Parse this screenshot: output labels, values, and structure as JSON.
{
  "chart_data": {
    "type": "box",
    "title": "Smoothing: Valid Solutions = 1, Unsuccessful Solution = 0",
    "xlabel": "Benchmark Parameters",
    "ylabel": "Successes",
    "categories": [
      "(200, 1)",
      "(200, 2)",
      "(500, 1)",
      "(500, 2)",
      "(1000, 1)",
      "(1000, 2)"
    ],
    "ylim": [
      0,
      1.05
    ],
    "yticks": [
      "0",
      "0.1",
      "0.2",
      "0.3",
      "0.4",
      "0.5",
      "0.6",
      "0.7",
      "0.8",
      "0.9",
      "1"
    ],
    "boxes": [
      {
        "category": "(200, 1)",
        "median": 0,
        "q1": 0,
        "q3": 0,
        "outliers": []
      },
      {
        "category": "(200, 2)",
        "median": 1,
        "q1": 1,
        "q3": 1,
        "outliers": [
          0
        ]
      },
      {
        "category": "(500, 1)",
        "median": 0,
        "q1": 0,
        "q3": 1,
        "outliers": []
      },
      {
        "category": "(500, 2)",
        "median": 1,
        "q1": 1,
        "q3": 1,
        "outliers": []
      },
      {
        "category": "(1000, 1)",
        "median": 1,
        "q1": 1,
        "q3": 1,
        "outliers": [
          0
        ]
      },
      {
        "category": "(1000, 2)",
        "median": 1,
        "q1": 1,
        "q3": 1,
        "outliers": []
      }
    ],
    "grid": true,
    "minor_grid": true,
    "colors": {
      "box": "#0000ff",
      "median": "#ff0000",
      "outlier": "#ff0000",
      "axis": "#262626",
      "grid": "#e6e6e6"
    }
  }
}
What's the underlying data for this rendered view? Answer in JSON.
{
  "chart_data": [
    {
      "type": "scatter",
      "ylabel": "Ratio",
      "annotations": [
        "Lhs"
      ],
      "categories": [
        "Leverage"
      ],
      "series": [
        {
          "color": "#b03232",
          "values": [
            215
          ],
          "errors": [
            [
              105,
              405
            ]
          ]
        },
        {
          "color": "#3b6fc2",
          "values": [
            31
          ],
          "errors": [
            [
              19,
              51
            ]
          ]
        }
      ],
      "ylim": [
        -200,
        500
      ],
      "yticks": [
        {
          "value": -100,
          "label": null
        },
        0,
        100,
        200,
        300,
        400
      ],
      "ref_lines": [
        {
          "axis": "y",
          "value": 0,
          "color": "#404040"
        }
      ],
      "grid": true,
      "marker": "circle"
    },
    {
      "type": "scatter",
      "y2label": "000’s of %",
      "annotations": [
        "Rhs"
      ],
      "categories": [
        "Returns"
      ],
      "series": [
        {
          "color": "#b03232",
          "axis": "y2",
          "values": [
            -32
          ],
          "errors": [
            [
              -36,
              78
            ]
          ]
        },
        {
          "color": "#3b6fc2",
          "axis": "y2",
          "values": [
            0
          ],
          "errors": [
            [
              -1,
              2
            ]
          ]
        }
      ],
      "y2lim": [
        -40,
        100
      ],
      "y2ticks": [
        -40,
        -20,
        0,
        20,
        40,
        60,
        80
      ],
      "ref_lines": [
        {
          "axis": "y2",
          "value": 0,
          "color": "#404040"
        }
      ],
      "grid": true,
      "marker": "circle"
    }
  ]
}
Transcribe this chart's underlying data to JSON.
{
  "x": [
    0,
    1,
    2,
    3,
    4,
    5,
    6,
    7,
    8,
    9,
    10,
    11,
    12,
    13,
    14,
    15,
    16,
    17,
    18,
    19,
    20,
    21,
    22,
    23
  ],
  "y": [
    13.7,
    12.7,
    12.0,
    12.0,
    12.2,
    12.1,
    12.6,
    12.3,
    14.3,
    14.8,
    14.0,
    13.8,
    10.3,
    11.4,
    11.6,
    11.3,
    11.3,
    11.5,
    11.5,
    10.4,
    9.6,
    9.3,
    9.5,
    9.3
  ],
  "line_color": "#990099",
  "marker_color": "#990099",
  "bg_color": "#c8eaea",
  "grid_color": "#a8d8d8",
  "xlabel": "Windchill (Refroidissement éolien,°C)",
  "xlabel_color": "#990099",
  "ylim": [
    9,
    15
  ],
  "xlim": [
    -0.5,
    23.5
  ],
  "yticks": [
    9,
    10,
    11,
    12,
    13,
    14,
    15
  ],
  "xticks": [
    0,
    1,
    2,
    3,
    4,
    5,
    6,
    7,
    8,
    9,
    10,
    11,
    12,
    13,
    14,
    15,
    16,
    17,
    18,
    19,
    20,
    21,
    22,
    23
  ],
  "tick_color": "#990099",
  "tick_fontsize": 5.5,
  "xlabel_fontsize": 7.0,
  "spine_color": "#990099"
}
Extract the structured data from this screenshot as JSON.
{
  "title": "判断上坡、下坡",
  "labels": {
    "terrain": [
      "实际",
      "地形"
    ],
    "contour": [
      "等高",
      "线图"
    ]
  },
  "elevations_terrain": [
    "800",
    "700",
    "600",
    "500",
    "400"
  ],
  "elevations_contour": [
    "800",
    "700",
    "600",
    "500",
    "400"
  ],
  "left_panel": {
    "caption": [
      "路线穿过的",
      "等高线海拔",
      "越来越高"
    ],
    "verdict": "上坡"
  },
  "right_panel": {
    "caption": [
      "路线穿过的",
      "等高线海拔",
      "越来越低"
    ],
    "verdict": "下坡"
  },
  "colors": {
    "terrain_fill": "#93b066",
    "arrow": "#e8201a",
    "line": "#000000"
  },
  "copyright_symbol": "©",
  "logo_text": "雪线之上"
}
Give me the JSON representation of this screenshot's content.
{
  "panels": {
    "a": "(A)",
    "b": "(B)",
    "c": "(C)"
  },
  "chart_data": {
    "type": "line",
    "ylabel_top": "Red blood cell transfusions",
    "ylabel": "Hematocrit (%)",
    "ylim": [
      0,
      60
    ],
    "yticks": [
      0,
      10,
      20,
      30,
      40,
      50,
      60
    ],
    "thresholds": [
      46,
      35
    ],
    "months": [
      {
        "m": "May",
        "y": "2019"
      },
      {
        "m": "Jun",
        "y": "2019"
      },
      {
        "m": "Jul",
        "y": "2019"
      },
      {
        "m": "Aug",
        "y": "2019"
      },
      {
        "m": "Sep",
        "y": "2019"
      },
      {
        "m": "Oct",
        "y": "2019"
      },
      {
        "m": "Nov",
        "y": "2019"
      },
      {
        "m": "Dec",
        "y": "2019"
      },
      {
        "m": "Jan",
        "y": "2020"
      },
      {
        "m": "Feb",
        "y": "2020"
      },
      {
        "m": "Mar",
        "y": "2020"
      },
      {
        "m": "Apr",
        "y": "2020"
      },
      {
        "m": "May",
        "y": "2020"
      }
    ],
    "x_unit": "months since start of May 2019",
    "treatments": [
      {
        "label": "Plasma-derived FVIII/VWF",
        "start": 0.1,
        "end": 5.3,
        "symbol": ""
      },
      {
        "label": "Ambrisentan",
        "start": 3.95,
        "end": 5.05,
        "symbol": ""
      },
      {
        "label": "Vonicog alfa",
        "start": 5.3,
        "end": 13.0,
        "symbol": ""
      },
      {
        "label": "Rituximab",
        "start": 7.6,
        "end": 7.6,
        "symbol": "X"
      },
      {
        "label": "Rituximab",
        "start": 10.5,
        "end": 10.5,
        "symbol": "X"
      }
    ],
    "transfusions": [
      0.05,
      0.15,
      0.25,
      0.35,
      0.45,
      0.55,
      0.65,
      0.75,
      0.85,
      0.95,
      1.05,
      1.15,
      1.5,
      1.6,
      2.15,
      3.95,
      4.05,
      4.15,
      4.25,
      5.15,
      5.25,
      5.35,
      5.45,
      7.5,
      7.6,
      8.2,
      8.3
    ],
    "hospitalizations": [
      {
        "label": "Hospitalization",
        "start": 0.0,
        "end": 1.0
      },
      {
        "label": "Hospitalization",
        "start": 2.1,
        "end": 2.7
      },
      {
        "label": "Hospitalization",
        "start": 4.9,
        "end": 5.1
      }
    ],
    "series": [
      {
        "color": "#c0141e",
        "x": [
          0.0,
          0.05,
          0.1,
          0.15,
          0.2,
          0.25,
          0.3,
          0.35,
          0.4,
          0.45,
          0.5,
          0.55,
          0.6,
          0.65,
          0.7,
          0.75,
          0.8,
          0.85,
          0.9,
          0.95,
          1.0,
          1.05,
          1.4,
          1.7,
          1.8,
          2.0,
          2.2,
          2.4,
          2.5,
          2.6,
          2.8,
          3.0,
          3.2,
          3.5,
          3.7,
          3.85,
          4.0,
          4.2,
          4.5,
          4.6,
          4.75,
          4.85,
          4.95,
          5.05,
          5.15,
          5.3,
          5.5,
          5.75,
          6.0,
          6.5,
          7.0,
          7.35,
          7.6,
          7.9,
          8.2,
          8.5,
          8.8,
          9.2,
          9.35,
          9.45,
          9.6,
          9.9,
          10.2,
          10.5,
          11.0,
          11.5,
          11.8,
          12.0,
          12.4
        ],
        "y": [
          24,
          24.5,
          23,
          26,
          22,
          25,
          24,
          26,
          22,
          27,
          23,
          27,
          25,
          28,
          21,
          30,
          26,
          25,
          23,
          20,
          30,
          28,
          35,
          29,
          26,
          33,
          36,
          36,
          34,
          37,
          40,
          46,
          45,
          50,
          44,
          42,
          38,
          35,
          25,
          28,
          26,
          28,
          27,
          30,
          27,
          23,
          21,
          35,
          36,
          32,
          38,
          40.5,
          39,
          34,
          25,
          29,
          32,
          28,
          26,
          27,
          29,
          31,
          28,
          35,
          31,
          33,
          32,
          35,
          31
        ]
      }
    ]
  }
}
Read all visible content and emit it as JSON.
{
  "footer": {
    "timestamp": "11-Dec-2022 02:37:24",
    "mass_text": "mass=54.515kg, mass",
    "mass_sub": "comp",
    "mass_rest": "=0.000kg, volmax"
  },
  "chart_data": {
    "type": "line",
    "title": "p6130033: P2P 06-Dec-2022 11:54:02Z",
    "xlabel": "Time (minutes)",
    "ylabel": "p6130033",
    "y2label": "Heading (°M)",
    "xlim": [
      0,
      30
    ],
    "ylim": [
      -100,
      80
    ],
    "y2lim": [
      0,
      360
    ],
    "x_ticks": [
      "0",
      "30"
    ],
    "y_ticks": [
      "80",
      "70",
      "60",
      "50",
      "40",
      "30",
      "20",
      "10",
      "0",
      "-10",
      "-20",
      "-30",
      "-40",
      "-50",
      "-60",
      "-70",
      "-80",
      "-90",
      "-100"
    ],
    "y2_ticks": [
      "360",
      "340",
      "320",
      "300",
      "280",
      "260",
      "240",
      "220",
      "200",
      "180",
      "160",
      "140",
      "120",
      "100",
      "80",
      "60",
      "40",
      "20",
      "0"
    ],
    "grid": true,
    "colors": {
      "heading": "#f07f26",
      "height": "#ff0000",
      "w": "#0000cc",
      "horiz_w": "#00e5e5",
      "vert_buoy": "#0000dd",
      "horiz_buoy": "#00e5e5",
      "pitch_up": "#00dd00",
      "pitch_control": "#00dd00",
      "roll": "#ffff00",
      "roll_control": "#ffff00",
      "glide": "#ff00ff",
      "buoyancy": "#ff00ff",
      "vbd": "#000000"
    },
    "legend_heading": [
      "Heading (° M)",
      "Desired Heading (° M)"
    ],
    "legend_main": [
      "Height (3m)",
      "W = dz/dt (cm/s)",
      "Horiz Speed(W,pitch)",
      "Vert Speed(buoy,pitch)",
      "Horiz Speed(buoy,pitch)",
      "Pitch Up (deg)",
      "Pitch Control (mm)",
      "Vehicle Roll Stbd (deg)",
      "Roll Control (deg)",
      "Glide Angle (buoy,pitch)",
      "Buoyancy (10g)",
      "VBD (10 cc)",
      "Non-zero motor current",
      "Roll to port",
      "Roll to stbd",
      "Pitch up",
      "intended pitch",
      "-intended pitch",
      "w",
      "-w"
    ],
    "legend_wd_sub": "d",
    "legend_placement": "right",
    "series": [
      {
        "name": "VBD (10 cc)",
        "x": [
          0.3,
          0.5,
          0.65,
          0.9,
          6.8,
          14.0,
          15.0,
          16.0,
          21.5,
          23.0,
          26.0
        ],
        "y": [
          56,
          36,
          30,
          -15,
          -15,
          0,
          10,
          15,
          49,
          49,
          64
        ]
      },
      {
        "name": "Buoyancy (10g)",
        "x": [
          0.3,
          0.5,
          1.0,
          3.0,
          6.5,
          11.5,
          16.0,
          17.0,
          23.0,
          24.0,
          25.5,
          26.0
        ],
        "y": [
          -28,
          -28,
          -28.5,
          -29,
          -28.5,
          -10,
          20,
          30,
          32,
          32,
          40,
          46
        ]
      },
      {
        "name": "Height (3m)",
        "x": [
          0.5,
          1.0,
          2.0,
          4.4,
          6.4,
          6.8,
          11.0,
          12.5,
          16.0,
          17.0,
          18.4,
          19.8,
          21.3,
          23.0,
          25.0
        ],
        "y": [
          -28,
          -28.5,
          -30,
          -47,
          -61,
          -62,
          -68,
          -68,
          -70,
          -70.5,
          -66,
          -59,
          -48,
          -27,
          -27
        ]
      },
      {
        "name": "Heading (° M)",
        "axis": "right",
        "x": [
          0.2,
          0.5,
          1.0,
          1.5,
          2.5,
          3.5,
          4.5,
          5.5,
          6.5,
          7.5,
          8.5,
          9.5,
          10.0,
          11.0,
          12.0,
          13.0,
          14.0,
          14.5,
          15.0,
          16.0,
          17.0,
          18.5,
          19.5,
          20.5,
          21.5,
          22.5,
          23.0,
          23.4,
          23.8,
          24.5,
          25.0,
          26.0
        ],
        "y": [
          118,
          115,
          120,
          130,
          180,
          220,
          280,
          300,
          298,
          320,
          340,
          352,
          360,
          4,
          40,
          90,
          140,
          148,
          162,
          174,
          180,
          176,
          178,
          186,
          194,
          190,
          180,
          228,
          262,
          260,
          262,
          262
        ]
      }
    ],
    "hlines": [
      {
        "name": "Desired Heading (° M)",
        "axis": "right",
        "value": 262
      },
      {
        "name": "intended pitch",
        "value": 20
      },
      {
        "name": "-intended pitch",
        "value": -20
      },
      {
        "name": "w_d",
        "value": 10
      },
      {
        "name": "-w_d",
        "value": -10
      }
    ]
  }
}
+--
Show all lines above holding "Speed".

      "Horiz Speed(W,pitch)",
      "Vert Speed(buoy,pitch)",
      "Horiz Speed(buoy,pitch)",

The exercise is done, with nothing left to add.